(What you are asked to do): Every line of the material below should be repeated exactly.

[Saved data entries]
◇ ◇ ◇
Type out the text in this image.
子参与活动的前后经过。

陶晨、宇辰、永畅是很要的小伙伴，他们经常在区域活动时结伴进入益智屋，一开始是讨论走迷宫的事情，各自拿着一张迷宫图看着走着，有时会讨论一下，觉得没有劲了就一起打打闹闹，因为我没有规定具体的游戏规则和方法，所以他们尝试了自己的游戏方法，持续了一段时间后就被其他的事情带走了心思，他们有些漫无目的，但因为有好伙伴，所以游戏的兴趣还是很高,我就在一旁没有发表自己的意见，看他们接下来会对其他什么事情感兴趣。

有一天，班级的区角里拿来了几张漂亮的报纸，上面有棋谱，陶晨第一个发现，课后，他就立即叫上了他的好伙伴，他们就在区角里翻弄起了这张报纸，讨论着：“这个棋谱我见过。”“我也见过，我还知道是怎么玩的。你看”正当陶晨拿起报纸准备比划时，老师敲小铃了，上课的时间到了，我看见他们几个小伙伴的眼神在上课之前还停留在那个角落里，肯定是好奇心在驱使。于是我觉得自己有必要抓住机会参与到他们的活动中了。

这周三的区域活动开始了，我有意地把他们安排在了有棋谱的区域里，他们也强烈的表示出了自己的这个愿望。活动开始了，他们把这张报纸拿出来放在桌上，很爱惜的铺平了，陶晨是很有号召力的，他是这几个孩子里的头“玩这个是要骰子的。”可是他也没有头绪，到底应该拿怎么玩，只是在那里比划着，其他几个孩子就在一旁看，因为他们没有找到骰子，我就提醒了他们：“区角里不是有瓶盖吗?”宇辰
◇ ◇ ◇
(Answer for the task):
Type out the text in this image.
子参与活动的前后经过。

陶晨、宇辰、永畅是很要的小伙伴，他们经常在区域活动时结伴进入益智屋，一开始是讨论走迷宫的事情，各自拿着一张迷宫图看着走着，有时会讨论一下，觉得没有劲了就一起打打闹闹，因为我没有规定具体的游戏规则和方法，所以他们尝试了自己的游戏方法，持续了一段时间后就被其他的事情带走了心思，他们有些漫无目的，但因为有好伙伴，所以游戏的兴趣还是很高,我就在一旁没有发表自己的意见，看他们接下来会对其他什么事情感兴趣。

有一天，班级的区角里拿来了几张漂亮的报纸，上面有棋谱，陶晨第一个发现，课后，他就立即叫上了他的好伙伴，他们就在区角里翻弄起了这张报纸，讨论着：“这个棋谱我见过。”“我也见过，我还知道是怎么玩的。你看”正当陶晨拿起报纸准备比划时，老师敲小铃了，上课的时间到了，我看见他们几个小伙伴的眼神在上课之前还停留在那个角落里，肯定是好奇心在驱使。于是我觉得自己有必要抓住机会参与到他们的活动中了。

这周三的区域活动开始了，我有意地把他们安排在了有棋谱的区域里，他们也强烈的表示出了自己的这个愿望。活动开始了，他们把这张报纸拿出来放在桌上，很爱惜的铺平了，陶晨是很有号召力的，他是这几个孩子里的头“玩这个是要骰子的。”可是他也没有头绪，到底应该拿怎么玩，只是在那里比划着，其他几个孩子就在一旁看，因为他们没有找到骰子，我就提醒了他们：“区角里不是有瓶盖吗?”宇辰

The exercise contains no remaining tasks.